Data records
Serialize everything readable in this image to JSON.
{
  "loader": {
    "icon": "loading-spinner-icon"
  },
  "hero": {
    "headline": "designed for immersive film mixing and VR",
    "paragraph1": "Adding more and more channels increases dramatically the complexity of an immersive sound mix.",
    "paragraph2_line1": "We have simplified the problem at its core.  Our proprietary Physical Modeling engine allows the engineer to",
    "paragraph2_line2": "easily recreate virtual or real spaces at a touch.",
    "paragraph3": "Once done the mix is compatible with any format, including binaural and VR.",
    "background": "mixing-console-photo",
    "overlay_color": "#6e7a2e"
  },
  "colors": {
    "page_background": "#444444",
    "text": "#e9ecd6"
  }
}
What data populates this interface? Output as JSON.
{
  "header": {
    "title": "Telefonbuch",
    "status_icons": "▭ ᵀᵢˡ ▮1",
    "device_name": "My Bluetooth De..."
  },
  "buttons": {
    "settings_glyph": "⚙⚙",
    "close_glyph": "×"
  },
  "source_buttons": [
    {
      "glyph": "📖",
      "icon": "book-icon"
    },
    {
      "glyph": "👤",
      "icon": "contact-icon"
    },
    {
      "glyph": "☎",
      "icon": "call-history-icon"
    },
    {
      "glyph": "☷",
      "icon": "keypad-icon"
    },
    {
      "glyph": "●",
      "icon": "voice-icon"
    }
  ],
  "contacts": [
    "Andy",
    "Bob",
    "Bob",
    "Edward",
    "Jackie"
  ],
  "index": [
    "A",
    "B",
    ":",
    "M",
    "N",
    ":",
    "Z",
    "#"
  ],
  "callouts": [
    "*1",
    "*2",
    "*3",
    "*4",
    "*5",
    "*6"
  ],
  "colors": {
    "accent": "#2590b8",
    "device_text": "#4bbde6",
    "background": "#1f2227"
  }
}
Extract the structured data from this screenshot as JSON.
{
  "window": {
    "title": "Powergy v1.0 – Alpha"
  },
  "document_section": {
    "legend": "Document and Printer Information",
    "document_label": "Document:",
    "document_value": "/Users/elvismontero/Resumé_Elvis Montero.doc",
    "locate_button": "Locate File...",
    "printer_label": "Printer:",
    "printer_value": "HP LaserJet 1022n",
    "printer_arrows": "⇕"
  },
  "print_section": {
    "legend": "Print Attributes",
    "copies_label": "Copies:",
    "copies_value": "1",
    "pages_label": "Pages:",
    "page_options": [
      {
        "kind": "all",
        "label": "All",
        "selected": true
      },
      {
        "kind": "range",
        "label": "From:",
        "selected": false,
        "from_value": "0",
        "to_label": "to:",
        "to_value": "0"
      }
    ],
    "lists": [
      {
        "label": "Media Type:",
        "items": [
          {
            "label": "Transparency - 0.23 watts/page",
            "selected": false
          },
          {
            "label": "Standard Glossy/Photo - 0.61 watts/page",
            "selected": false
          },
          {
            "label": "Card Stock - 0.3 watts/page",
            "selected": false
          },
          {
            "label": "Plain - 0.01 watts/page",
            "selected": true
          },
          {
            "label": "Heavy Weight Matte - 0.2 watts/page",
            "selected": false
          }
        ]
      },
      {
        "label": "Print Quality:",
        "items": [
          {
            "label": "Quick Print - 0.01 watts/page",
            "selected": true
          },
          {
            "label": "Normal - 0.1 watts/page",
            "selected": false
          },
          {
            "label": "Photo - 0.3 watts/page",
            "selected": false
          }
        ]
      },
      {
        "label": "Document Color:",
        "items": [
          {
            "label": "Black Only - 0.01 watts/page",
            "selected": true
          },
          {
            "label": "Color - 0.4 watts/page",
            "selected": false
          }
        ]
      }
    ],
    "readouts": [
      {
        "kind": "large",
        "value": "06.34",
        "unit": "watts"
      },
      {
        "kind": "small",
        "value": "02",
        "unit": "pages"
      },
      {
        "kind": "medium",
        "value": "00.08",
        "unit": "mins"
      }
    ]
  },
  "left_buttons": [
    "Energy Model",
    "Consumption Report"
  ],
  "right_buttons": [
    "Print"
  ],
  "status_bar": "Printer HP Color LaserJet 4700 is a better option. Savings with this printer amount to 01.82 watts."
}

• **Given instruction**
Extract lines where the string "title" occurs.

• **Solution to this task**
    "title": "Telefonbuch",
    "title": "Powergy v1.0 – Alpha"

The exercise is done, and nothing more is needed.